• What you are asked to do
Select the lines that hold the word "corr" and copy each one.

• Input rows
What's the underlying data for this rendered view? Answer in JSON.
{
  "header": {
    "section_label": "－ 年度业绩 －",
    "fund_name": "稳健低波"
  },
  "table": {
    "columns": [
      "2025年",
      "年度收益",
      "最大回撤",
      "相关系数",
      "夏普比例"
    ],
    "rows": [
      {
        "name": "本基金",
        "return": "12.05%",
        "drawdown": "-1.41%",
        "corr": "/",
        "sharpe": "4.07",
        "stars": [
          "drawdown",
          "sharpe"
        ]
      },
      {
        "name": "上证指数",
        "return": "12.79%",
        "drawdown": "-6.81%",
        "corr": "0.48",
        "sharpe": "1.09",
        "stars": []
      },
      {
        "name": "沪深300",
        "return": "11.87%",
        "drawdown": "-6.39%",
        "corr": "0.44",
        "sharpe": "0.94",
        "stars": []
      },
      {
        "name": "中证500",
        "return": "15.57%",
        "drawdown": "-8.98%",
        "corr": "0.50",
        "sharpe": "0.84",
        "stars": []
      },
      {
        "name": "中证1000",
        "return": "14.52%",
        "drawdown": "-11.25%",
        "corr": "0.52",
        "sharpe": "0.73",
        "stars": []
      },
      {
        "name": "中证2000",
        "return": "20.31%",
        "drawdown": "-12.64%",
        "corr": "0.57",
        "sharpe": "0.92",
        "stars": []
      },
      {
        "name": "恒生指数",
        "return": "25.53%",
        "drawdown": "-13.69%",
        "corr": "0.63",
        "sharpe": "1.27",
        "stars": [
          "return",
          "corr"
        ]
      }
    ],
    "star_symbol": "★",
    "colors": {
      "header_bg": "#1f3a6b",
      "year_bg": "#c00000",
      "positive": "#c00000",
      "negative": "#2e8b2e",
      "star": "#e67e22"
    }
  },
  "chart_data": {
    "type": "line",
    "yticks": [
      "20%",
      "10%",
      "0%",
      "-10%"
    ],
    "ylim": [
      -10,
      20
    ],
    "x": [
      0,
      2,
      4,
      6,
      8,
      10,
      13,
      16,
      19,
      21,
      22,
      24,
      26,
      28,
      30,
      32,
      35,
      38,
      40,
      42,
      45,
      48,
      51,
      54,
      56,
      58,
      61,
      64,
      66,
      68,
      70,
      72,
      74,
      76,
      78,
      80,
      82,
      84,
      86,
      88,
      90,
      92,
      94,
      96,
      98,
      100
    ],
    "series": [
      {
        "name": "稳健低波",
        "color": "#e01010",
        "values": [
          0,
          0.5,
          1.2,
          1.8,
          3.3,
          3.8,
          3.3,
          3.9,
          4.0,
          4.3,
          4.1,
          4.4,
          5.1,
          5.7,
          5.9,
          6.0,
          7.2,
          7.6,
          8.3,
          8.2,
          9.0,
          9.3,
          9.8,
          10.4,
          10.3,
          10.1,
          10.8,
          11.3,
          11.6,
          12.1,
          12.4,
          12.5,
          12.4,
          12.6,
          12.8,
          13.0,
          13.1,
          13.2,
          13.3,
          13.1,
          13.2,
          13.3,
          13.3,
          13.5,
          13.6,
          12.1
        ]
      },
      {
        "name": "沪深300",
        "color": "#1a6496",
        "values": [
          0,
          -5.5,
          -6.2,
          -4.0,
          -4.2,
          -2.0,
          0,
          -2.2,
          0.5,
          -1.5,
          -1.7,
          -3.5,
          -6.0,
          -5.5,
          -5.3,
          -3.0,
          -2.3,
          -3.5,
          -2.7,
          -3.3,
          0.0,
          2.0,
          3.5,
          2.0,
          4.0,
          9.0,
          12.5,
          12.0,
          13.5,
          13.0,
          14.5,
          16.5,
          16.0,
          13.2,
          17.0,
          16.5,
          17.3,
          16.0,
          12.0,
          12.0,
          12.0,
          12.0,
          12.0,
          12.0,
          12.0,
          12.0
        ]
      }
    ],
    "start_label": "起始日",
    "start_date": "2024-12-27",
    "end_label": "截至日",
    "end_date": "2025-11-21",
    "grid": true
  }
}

• Answer to the problem
        "corr": "/",
        "corr": "0.48",
        "corr": "0.44",
        "corr": "0.50",
        "corr": "0.52",
        "corr": "0.57",
        "corr": "0.63",
          "corr"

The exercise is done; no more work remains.